* START *

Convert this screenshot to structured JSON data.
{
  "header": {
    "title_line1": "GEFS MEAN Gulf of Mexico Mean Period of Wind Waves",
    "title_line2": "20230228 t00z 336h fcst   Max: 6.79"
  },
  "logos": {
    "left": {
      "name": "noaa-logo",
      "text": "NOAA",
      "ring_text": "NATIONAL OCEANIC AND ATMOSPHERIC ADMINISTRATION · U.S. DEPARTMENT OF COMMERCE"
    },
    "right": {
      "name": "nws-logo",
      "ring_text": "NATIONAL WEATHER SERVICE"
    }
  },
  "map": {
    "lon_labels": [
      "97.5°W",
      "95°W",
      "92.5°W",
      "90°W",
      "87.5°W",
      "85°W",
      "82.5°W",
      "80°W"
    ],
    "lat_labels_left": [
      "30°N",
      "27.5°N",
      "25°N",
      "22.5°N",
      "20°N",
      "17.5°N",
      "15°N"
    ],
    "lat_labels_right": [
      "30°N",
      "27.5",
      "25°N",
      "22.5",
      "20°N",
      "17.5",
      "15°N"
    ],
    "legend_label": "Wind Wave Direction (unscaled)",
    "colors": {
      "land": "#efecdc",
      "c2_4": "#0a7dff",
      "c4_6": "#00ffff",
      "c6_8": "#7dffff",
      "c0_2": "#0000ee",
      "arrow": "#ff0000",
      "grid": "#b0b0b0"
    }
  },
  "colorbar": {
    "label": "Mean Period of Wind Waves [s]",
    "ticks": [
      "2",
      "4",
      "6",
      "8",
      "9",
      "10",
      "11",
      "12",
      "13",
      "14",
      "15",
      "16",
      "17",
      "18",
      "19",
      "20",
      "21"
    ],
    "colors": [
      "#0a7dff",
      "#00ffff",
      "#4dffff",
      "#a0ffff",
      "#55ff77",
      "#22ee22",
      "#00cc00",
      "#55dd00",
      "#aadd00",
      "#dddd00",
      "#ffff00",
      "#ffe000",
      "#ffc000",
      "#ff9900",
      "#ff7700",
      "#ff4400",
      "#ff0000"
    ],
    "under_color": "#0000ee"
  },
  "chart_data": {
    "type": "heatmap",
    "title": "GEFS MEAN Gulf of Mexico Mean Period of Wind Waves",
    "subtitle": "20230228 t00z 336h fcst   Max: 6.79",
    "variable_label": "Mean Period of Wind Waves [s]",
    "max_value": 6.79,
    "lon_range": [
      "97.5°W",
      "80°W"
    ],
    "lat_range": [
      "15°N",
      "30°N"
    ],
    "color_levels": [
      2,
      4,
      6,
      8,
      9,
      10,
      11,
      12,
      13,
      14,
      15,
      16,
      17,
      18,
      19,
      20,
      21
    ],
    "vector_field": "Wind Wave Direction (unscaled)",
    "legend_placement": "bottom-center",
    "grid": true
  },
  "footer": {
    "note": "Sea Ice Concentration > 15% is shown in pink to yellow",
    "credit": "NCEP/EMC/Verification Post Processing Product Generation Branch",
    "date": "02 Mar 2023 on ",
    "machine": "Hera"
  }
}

* END *
* START *

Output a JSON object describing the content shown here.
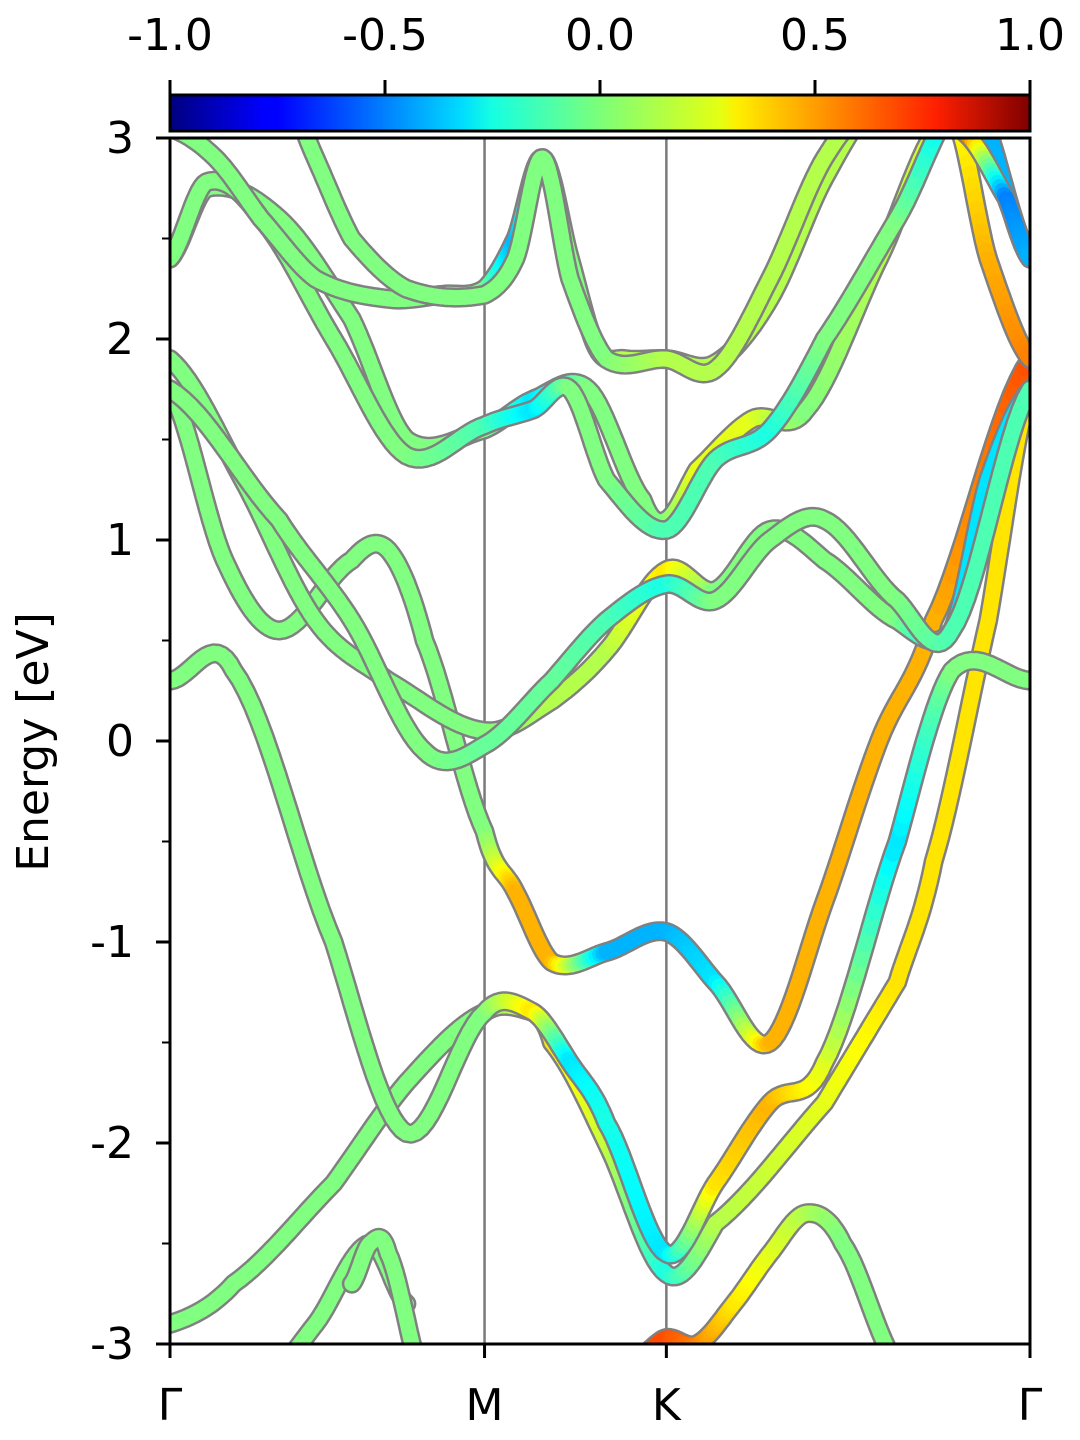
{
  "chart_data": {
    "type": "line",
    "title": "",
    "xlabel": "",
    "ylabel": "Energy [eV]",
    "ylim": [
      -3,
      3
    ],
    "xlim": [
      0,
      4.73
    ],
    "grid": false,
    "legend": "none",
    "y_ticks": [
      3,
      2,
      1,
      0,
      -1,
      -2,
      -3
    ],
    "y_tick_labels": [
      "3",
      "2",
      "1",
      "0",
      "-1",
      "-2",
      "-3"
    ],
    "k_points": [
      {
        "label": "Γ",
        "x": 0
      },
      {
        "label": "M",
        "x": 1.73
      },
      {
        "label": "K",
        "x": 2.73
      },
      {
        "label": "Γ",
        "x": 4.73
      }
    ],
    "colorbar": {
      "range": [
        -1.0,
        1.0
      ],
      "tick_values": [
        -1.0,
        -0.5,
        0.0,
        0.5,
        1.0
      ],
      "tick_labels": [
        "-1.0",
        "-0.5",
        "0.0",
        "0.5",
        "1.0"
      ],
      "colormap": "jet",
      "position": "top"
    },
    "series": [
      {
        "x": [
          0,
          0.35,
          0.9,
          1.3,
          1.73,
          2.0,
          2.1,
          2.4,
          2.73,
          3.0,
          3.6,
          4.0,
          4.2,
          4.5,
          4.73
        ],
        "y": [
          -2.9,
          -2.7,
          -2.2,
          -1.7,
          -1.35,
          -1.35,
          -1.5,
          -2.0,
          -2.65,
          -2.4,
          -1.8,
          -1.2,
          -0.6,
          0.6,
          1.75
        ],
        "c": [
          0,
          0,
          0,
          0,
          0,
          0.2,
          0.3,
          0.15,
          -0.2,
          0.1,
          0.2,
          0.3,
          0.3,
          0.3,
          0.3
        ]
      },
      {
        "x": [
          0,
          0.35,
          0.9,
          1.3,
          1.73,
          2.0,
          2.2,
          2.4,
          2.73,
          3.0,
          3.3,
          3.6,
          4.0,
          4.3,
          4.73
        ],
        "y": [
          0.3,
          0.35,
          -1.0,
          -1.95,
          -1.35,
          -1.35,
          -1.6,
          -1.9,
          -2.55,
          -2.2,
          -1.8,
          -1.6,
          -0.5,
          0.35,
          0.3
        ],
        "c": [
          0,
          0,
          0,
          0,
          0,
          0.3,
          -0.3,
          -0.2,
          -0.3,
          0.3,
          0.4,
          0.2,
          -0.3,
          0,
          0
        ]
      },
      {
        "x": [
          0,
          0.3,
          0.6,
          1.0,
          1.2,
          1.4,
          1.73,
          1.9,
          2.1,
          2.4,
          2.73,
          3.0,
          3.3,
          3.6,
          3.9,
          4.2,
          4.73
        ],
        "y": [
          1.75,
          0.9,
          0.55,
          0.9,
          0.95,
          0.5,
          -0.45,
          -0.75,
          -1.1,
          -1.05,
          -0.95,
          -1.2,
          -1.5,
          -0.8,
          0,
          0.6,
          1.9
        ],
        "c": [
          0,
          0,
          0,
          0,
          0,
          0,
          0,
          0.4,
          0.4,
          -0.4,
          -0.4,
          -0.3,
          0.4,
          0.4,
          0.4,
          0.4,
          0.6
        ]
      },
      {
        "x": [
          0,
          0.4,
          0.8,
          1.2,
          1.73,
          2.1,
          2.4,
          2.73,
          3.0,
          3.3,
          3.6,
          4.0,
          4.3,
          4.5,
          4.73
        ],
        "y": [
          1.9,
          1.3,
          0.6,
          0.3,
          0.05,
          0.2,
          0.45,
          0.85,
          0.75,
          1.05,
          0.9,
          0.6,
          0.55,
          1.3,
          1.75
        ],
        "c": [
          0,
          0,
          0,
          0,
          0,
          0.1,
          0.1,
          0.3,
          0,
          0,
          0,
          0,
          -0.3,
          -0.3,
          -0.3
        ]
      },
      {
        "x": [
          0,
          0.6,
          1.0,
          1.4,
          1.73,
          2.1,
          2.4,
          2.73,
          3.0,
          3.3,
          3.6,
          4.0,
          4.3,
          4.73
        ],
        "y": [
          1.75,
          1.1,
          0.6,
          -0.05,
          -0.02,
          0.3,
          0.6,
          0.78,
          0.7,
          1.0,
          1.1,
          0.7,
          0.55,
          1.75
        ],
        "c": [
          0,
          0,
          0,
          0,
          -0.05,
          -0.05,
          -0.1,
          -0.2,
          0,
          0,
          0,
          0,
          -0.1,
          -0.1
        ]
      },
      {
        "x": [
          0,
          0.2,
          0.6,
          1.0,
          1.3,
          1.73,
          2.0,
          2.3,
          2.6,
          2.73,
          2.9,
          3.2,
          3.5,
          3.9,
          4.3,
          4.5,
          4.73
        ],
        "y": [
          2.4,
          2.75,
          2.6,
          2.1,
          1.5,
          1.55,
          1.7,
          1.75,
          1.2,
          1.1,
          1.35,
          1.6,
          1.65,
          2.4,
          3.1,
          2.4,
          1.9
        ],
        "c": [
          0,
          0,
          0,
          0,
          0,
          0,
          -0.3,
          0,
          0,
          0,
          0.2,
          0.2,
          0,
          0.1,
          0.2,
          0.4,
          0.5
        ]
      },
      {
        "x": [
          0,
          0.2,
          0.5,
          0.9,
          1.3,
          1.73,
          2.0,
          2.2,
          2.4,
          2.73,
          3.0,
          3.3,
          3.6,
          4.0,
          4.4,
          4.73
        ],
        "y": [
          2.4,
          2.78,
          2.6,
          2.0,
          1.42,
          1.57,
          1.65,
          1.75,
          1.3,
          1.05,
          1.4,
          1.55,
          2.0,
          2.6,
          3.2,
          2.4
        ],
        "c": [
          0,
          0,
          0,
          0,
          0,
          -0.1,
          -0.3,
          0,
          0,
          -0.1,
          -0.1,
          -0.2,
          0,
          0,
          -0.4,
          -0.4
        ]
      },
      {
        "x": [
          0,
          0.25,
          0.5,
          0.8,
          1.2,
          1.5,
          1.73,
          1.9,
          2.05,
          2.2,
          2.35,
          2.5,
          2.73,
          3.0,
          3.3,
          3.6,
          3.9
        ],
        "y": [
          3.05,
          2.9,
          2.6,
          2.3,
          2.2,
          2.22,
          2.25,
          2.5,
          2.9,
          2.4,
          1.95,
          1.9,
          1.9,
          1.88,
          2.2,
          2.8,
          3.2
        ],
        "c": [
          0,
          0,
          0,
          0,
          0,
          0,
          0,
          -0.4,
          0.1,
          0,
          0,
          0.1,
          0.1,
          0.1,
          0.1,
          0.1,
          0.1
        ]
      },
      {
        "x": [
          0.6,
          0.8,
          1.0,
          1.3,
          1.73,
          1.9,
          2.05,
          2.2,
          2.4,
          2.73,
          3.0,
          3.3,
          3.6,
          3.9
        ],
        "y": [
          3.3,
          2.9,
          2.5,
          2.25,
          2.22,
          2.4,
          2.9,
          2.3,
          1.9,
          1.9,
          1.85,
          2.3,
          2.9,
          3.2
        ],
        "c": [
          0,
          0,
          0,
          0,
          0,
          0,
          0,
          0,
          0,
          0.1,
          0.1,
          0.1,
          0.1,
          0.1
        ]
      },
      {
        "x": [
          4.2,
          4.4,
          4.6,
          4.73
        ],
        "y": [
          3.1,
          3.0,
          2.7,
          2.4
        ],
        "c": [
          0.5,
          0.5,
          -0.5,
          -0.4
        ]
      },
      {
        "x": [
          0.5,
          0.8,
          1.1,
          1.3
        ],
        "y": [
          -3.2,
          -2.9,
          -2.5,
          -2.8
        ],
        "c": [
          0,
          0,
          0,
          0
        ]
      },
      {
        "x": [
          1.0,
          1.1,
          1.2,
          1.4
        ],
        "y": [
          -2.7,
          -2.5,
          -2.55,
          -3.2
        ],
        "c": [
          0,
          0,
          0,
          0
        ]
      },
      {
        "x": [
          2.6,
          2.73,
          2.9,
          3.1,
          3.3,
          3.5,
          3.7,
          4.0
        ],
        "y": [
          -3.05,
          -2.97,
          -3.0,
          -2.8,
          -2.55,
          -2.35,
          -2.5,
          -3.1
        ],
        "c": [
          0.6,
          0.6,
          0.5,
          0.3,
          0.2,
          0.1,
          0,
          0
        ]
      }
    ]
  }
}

* END *

■ Exercise description ■
Look through the entries above; copy every line holding the string "unscaled".

■ Result for this exercise ■
    "legend_label": "Wind Wave Direction (unscaled)",
    "vector_field": "Wind Wave Direction (unscaled)",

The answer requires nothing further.